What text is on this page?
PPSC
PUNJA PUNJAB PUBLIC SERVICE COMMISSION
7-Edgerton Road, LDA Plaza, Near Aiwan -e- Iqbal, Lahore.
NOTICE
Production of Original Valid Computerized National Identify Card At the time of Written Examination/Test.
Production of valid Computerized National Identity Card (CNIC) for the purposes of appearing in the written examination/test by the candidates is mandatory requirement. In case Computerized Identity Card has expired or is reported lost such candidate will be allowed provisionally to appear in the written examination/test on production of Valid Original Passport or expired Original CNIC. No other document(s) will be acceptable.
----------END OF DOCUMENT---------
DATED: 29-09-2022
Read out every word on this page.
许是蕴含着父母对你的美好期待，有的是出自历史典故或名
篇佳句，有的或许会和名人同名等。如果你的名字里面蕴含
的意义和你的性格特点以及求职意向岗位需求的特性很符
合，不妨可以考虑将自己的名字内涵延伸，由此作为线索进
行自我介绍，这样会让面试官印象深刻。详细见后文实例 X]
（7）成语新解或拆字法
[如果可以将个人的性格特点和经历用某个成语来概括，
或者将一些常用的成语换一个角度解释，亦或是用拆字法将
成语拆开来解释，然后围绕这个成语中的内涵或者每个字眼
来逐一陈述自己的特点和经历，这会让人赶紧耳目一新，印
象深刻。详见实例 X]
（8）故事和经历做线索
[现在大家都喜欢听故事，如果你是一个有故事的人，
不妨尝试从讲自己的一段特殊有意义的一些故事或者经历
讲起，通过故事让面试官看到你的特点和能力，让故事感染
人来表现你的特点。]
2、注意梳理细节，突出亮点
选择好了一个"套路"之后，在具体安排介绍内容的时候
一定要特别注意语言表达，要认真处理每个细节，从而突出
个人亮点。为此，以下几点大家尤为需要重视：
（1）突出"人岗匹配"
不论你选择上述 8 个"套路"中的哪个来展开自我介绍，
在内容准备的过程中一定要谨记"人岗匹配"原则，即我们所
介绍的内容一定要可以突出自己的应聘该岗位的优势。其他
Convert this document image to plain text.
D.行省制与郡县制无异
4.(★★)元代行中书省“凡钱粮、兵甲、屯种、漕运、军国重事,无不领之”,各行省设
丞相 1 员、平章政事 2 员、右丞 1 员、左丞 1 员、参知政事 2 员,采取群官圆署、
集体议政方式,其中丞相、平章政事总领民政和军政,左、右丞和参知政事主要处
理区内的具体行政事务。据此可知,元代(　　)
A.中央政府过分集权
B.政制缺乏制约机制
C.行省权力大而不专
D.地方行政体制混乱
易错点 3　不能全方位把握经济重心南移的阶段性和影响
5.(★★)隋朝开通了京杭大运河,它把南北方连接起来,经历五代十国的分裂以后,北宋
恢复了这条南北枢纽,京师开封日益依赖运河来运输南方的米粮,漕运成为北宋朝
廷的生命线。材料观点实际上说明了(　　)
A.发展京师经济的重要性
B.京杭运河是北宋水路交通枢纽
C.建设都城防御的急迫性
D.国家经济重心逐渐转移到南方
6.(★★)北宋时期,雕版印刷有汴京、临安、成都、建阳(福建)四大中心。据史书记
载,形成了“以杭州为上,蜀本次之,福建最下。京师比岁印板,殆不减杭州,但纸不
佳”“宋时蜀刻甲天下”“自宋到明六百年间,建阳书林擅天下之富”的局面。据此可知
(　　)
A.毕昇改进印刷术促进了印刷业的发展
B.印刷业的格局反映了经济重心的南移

........

• BRIEF
Filter the records for lines holding the string "Production". Copy each one.

• RESPONSE
Production of Original Valid Computerized National Identify Card At the time of Written Examination/Test.
Production of valid Computerized National Identity Card (CNIC) for the purposes of appearing in the written examination/test by the candidates is mandatory requirement. In case Computerized Identity Card has expired or is reported lost such candidate will be allowed provisionally to appear in the written examination/test on production of Valid Original Passport or expired Original CNIC. No other document(s) will be acceptable.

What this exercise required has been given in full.